The input
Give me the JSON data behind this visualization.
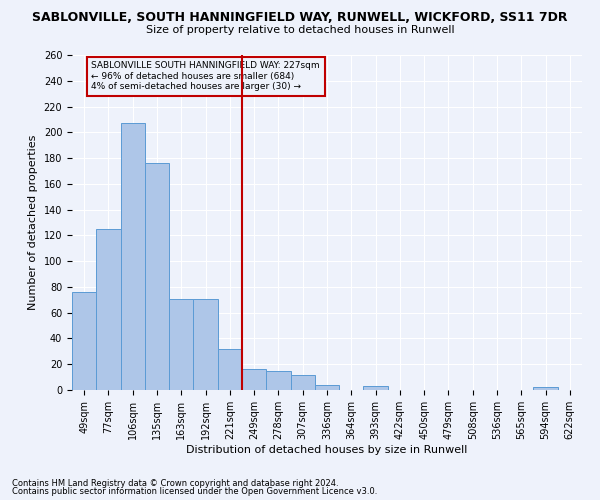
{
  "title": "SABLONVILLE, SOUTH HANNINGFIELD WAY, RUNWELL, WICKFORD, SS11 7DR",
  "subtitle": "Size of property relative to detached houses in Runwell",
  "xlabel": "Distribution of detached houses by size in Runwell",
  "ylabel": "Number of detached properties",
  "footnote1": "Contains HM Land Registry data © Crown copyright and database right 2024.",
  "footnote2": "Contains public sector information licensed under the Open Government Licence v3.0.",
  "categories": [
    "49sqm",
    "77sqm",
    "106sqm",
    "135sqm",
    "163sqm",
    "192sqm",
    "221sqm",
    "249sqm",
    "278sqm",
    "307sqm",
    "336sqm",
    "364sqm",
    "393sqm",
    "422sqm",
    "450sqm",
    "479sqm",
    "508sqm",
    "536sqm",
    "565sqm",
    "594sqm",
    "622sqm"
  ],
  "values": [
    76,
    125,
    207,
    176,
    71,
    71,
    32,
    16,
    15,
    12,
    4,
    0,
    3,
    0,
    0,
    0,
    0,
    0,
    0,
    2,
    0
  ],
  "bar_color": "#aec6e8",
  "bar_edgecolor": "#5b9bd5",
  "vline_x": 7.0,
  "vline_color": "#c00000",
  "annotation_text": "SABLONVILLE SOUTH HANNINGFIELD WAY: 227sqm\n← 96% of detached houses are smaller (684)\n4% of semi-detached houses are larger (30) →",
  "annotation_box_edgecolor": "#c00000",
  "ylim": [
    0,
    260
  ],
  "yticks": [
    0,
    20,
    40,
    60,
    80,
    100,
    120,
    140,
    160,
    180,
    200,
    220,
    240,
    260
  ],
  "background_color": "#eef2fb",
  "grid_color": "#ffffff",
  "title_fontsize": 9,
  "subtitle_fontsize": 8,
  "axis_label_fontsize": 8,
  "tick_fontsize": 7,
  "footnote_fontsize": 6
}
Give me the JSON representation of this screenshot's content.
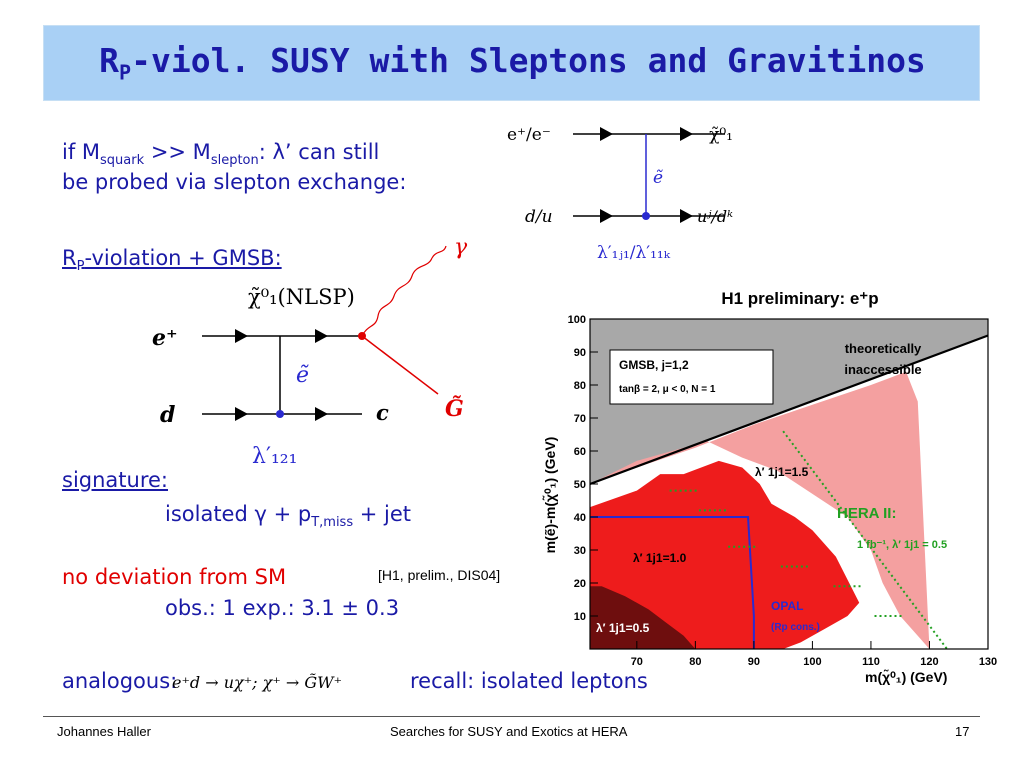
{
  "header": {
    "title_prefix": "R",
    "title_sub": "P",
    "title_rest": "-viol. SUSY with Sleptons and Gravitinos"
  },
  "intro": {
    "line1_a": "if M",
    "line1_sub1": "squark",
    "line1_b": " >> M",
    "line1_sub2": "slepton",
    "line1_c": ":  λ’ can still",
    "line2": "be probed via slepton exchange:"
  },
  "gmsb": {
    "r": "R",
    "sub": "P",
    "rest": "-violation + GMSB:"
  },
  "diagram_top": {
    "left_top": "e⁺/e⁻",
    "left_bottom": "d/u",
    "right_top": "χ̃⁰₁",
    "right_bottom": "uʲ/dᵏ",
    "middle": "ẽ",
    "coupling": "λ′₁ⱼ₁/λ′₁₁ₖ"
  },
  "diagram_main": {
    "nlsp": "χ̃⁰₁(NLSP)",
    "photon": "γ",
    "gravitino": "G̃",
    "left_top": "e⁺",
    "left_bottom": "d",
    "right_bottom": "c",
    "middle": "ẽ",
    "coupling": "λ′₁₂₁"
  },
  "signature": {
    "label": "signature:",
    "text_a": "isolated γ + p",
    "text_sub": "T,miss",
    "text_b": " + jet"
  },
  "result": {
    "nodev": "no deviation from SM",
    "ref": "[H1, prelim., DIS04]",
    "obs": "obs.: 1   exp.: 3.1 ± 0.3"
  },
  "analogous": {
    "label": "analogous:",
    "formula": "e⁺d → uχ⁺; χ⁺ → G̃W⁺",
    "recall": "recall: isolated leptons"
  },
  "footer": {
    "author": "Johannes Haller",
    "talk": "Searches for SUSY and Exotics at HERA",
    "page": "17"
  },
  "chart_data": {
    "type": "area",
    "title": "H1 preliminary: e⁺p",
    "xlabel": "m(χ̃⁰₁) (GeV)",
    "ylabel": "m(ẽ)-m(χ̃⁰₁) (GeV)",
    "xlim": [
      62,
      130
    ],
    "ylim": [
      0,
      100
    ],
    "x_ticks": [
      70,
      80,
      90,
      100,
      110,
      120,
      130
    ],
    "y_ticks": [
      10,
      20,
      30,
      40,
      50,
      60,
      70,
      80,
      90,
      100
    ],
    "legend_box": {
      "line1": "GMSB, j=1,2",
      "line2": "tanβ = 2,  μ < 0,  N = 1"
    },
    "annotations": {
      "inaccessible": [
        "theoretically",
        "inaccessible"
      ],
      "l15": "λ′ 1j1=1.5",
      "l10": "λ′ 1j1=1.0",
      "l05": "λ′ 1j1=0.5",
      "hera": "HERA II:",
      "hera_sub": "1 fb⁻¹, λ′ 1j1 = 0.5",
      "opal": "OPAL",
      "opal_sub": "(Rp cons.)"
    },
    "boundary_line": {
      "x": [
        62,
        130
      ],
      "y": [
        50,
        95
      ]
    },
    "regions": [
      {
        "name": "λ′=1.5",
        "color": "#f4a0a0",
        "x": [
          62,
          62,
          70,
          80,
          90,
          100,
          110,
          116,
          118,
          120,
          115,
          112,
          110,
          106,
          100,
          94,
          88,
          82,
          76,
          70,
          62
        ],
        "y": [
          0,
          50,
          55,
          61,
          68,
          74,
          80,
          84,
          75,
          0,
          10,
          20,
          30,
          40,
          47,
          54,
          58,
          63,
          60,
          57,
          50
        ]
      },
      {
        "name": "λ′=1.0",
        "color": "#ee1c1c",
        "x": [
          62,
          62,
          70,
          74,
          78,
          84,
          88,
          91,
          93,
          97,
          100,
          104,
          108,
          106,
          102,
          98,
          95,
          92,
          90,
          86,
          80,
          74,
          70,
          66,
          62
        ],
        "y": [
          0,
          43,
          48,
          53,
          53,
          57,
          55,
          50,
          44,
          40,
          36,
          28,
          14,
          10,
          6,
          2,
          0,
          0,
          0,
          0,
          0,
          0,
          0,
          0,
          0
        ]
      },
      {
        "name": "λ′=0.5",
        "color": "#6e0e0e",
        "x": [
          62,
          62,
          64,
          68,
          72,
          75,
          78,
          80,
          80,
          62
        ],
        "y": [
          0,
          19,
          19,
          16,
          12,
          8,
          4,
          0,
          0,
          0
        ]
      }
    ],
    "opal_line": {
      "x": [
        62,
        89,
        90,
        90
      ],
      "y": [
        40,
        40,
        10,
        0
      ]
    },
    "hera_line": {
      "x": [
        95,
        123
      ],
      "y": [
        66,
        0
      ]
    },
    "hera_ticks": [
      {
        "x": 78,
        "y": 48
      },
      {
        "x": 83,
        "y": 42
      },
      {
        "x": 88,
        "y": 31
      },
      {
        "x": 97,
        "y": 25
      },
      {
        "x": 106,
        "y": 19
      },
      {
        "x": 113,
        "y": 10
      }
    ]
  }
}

Task to carry out
Repeat the data exactly, excluding the pictures.

Worked solution
Give me the JSON data behind this visualization.
{
  "title": "SABLONVILLE, SOUTH HANNINGFIELD WAY, RUNWELL, WICKFORD, SS11 7DR",
  "subtitle": "Size of property relative to detached houses in Runwell",
  "xlabel": "Distribution of detached houses by size in Runwell",
  "ylabel": "Number of detached properties",
  "footnote1": "Contains HM Land Registry data © Crown copyright and database right 2024.",
  "footnote2": "Contains public sector information licensed under the Open Government Licence v3.0.",
  "categories": [
    "49sqm",
    "77sqm",
    "106sqm",
    "135sqm",
    "163sqm",
    "192sqm",
    "221sqm",
    "249sqm",
    "278sqm",
    "307sqm",
    "336sqm",
    "364sqm",
    "393sqm",
    "422sqm",
    "450sqm",
    "479sqm",
    "508sqm",
    "536sqm",
    "565sqm",
    "594sqm",
    "622sqm"
  ],
  "values": [
    76,
    125,
    207,
    176,
    71,
    71,
    32,
    16,
    15,
    12,
    4,
    0,
    3,
    0,
    0,
    0,
    0,
    0,
    0,
    2,
    0
  ],
  "bar_color": "#aec6e8",
  "bar_edgecolor": "#5b9bd5",
  "vline_x": 7.0,
  "vline_color": "#c00000",
  "annotation_text": "SABLONVILLE SOUTH HANNINGFIELD WAY: 227sqm\n← 96% of detached houses are smaller (684)\n4% of semi-detached houses are larger (30) →",
  "annotation_box_edgecolor": "#c00000",
  "ylim": [
    0,
    260
  ],
  "yticks": [
    0,
    20,
    40,
    60,
    80,
    100,
    120,
    140,
    160,
    180,
    200,
    220,
    240,
    260
  ],
  "background_color": "#eef2fb",
  "grid_color": "#ffffff",
  "title_fontsize": 9,
  "subtitle_fontsize": 8,
  "axis_label_fontsize": 8,
  "tick_fontsize": 7,
  "footnote_fontsize": 6
}
Give me the JSON representation of this screenshot's content.
{
  "header": {
    "title_prefix": "R",
    "title_sub": "P",
    "title_rest": "-viol. SUSY with Sleptons and Gravitinos"
  },
  "intro": {
    "line1_a": "if M",
    "line1_sub1": "squark",
    "line1_b": " >> M",
    "line1_sub2": "slepton",
    "line1_c": ":  λ’ can still",
    "line2": "be probed via slepton exchange:"
  },
  "gmsb": {
    "r": "R",
    "sub": "P",
    "rest": "-violation + GMSB:"
  },
  "diagram_top": {
    "left_top": "e⁺/e⁻",
    "left_bottom": "d/u",
    "right_top": "χ̃⁰₁",
    "right_bottom": "uʲ/dᵏ",
    "middle": "ẽ",
    "coupling": "λ′₁ⱼ₁/λ′₁₁ₖ"
  },
  "diagram_main": {
    "nlsp": "χ̃⁰₁(NLSP)",
    "photon": "γ",
    "gravitino": "G̃",
    "left_top": "e⁺",
    "left_bottom": "d",
    "right_bottom": "c",
    "middle": "ẽ",
    "coupling": "λ′₁₂₁"
  },
  "signature": {
    "label": "signature:",
    "text_a": "isolated γ + p",
    "text_sub": "T,miss",
    "text_b": " + jet"
  },
  "result": {
    "nodev": "no deviation from SM",
    "ref": "[H1, prelim., DIS04]",
    "obs": "obs.: 1   exp.: 3.1 ± 0.3"
  },
  "analogous": {
    "label": "analogous:",
    "formula": "e⁺d → uχ⁺; χ⁺ → G̃W⁺",
    "recall": "recall: isolated leptons"
  },
  "footer": {
    "author": "Johannes Haller",
    "talk": "Searches for SUSY and Exotics at HERA",
    "page": "17"
  },
  "chart_data": {
    "type": "area",
    "title": "H1 preliminary: e⁺p",
    "xlabel": "m(χ̃⁰₁) (GeV)",
    "ylabel": "m(ẽ)-m(χ̃⁰₁) (GeV)",
    "xlim": [
      62,
      130
    ],
    "ylim": [
      0,
      100
    ],
    "x_ticks": [
      70,
      80,
      90,
      100,
      110,
      120,
      130
    ],
    "y_ticks": [
      10,
      20,
      30,
      40,
      50,
      60,
      70,
      80,
      90,
      100
    ],
    "legend_box": {
      "line1": "GMSB, j=1,2",
      "line2": "tanβ = 2,  μ < 0,  N = 1"
    },
    "annotations": {
      "inaccessible": [
        "theoretically",
        "inaccessible"
      ],
      "l15": "λ′ 1j1=1.5",
      "l10": "λ′ 1j1=1.0",
      "l05": "λ′ 1j1=0.5",
      "hera": "HERA II:",
      "hera_sub": "1 fb⁻¹, λ′ 1j1 = 0.5",
      "opal": "OPAL",
      "opal_sub": "(Rp cons.)"
    },
    "boundary_line": {
      "x": [
        62,
        130
      ],
      "y": [
        50,
        95
      ]
    },
    "regions": [
      {
        "name": "λ′=1.5",
        "color": "#f4a0a0",
        "x": [
          62,
          62,
          70,
          80,
          90,
          100,
          110,
          116,
          118,
          120,
          115,
          112,
          110,
          106,
          100,
          94,
          88,
          82,
          76,
          70,
          62
        ],
        "y": [
          0,
          50,
          55,
          61,
          68,
          74,
          80,
          84,
          75,
          0,
          10,
          20,
          30,
          40,
          47,
          54,
          58,
          63,
          60,
          57,
          50
        ]
      },
      {
        "name": "λ′=1.0",
        "color": "#ee1c1c",
        "x": [
          62,
          62,
          70,
          74,
          78,
          84,
          88,
          91,
          93,
          97,
          100,
          104,
          108,
          106,
          102,
          98,
          95,
          92,
          90,
          86,
          80,
          74,
          70,
          66,
          62
        ],
        "y": [
          0,
          43,
          48,
          53,
          53,
          57,
          55,
          50,
          44,
          40,
          36,
          28,
          14,
          10,
          6,
          2,
          0,
          0,
          0,
          0,
          0,
          0,
          0,
          0,
          0
        ]
      },
      {
        "name": "λ′=0.5",
        "color": "#6e0e0e",
        "x": [
          62,
          62,
          64,
          68,
          72,
          75,
          78,
          80,
          80,
          62
        ],
        "y": [
          0,
          19,
          19,
          16,
          12,
          8,
          4,
          0,
          0,
          0
        ]
      }
    ],
    "opal_line": {
      "x": [
        62,
        89,
        90,
        90
      ],
      "y": [
        40,
        40,
        10,
        0
      ]
    },
    "hera_line": {
      "x": [
        95,
        123
      ],
      "y": [
        66,
        0
      ]
    },
    "hera_ticks": [
      {
        "x": 78,
        "y": 48
      },
      {
        "x": 83,
        "y": 42
      },
      {
        "x": 88,
        "y": 31
      },
      {
        "x": 97,
        "y": 25
      },
      {
        "x": 106,
        "y": 19
      },
      {
        "x": 113,
        "y": 10
      }
    ]
  }
}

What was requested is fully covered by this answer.